Task to carry out: Can you pull out each line of the data below that includes the word "label"?
---------- Source records
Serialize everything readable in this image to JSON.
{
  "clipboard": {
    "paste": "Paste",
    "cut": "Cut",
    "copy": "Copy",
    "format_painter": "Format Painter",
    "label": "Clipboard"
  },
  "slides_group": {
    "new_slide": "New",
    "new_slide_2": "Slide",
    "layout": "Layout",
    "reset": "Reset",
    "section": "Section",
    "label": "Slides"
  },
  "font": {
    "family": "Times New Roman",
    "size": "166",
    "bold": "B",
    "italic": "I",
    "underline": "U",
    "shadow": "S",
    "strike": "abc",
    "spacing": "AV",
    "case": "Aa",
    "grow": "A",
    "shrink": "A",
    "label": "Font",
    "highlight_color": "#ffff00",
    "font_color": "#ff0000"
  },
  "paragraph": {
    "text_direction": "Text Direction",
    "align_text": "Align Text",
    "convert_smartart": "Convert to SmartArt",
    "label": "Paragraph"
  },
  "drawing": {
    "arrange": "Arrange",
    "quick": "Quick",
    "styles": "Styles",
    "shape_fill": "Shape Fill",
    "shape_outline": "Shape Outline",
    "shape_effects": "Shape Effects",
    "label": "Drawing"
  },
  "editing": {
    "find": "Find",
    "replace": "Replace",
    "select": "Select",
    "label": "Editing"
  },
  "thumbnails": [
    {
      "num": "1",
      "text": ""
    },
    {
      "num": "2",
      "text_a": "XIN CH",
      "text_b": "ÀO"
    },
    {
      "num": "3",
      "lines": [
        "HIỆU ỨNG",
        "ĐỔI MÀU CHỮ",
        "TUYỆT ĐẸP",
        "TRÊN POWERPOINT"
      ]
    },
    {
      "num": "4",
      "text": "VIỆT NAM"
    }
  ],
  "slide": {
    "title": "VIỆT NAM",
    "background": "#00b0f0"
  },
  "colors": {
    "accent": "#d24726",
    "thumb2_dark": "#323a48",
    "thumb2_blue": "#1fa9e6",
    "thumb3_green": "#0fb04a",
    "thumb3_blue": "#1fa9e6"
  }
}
--------------------
Exercise result:
    "label": "Clipboard"
    "label": "Slides"
    "label": "Font",
    "label": "Paragraph"
    "label": "Drawing"
    "label": "Editing"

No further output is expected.